* BEGIN *

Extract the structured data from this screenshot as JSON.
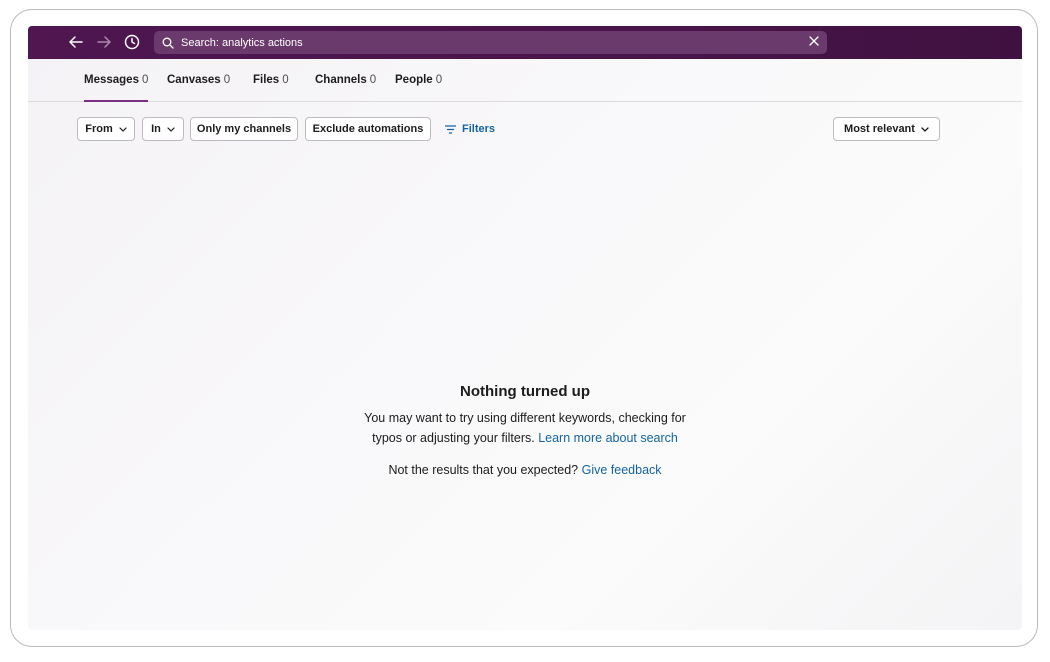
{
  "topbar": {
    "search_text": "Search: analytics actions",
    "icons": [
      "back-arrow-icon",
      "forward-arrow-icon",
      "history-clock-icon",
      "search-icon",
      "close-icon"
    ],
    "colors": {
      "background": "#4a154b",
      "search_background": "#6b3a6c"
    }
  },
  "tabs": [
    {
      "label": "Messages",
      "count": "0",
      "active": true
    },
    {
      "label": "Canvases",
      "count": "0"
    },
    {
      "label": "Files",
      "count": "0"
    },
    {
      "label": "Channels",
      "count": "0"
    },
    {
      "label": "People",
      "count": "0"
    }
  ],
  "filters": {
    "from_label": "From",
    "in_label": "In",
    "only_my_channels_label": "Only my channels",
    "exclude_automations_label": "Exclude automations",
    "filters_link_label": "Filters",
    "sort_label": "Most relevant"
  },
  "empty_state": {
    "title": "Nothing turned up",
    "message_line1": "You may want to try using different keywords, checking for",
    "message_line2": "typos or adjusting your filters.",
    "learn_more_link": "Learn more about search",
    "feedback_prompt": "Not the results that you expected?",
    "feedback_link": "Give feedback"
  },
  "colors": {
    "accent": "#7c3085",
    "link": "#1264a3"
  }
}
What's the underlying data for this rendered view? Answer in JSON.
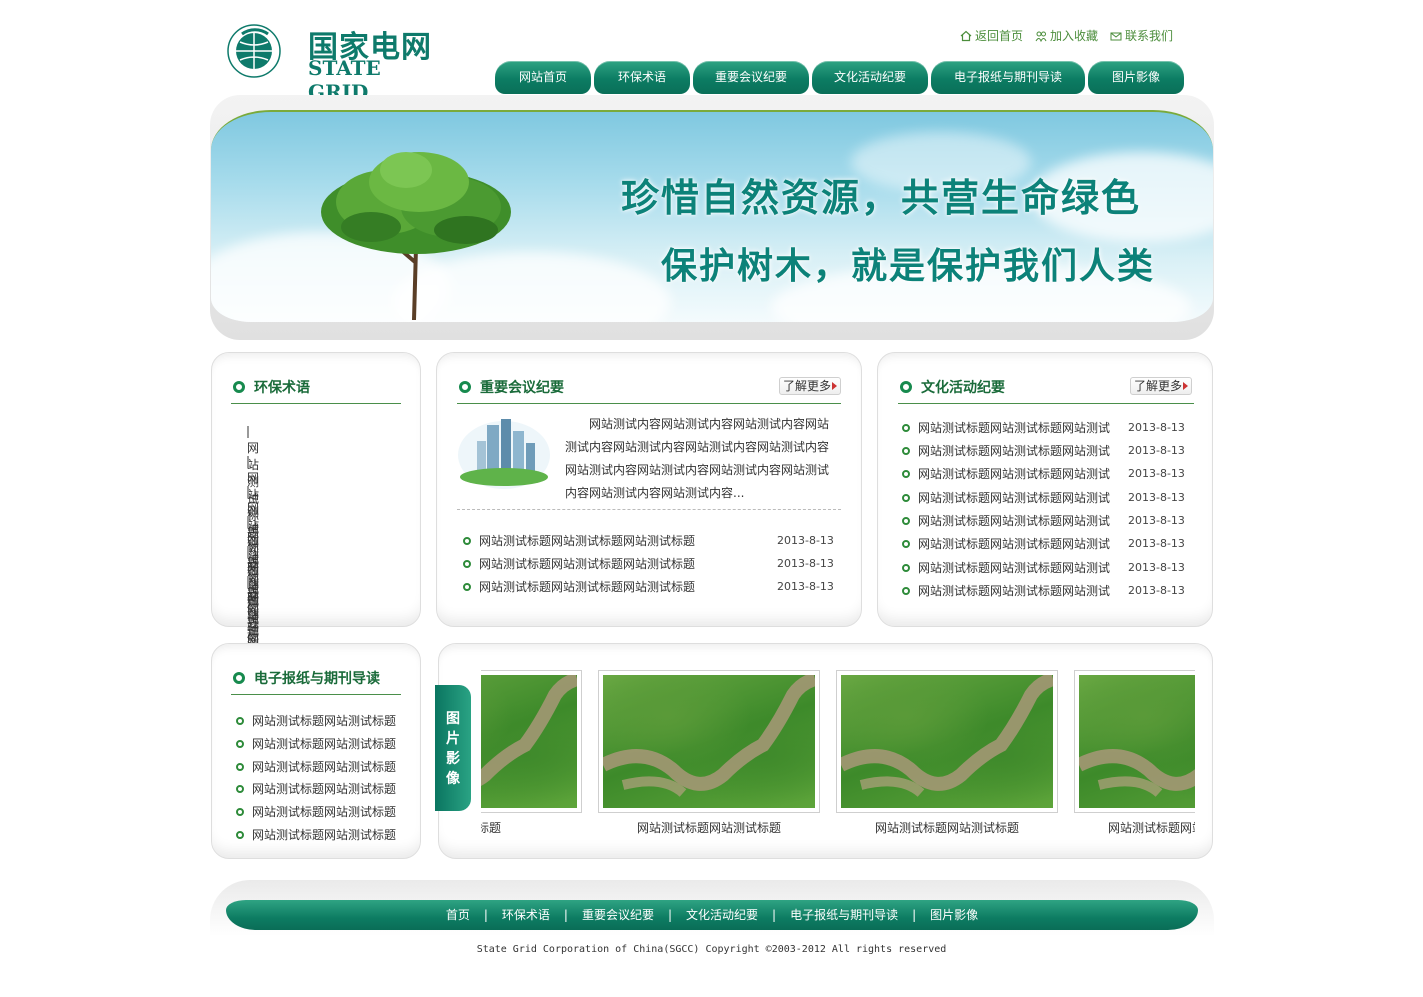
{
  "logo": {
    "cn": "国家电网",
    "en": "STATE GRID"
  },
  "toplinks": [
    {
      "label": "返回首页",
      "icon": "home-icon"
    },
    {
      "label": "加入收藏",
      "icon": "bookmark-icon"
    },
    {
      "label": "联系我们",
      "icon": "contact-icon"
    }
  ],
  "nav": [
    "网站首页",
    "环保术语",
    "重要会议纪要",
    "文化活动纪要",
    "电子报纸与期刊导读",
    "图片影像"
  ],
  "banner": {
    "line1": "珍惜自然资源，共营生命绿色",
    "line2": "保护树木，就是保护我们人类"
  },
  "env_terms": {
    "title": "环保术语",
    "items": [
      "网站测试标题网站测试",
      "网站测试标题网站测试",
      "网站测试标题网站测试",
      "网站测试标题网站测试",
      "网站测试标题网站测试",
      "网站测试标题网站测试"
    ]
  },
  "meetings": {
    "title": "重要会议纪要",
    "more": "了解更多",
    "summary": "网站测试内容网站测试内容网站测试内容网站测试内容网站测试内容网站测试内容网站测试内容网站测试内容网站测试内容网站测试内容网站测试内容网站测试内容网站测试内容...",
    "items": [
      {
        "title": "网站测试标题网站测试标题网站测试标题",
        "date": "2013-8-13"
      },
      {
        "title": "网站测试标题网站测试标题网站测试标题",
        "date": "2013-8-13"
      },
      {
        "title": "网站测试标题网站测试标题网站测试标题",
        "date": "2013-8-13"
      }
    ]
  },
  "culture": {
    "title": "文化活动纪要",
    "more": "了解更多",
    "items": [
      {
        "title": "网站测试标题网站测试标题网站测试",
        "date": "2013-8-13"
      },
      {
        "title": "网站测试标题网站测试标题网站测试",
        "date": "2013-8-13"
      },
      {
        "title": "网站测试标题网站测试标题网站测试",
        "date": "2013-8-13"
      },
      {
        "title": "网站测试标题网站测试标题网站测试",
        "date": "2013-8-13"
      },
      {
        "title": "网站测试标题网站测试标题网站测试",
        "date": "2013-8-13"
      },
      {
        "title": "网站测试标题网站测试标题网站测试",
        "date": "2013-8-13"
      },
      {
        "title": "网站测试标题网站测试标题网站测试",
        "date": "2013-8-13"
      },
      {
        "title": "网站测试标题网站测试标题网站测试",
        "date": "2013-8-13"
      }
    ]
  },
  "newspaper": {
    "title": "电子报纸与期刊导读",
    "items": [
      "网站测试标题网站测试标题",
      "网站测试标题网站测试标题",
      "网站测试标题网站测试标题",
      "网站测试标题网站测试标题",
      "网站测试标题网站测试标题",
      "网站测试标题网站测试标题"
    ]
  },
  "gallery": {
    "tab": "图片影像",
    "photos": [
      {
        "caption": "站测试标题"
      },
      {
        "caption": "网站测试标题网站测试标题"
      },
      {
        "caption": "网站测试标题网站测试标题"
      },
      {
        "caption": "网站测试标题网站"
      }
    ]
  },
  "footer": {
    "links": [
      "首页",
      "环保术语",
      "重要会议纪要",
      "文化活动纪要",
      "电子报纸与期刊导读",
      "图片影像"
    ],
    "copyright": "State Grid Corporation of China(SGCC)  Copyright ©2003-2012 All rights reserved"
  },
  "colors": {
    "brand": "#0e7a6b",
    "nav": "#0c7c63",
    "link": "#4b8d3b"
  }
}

* END *
* BEGIN *

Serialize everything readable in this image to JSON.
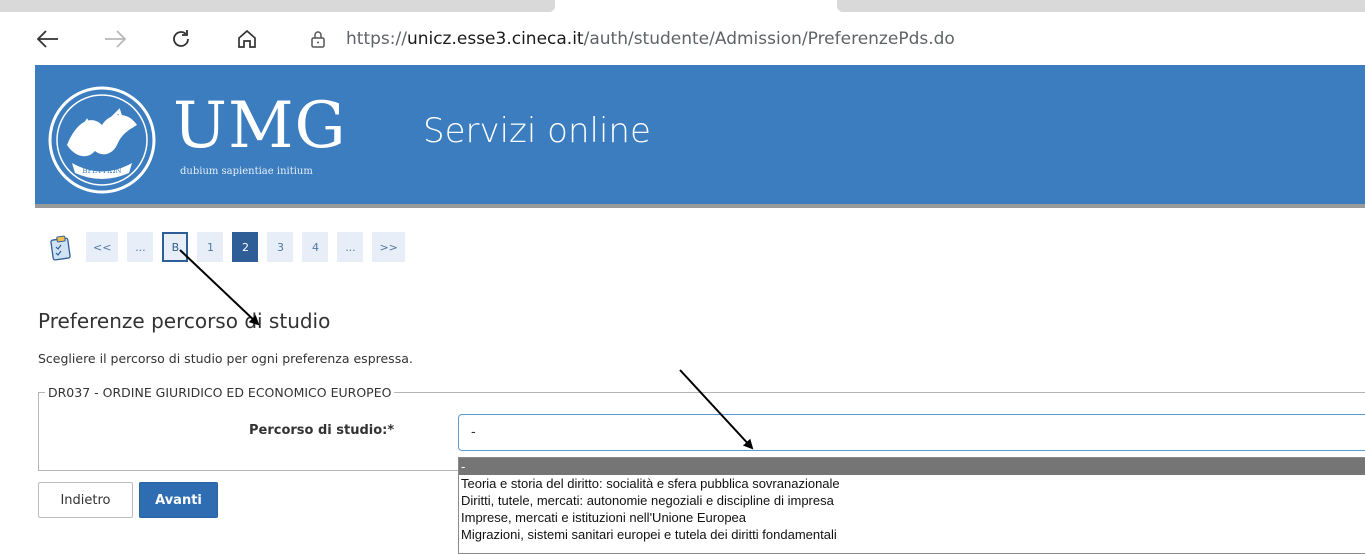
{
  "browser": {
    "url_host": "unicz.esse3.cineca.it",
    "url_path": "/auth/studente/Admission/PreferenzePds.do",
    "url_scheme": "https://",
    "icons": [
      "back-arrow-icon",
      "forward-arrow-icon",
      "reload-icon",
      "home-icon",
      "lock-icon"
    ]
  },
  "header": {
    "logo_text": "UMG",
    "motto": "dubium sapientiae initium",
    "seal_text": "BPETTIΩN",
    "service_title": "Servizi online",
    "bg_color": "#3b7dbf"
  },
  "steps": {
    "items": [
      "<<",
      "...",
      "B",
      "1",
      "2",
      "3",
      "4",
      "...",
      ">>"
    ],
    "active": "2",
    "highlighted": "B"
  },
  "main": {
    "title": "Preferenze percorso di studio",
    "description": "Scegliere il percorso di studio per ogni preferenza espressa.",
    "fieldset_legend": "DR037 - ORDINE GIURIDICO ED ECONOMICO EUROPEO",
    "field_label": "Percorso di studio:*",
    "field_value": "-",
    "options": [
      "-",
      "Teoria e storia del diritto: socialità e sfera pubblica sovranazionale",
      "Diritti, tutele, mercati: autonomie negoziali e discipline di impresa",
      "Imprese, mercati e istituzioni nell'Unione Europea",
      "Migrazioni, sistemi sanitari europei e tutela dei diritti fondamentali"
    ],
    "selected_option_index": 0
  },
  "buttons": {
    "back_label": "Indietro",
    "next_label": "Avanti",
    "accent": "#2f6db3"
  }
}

* END *

• Written instruction:
Look through the data and show every line containing "studio".

• Solution to the problem:
    "title": "Preferenze percorso di studio",
    "description": "Scegliere il percorso di studio per ogni preferenza espressa.",
    "field_label": "Percorso di studio:*",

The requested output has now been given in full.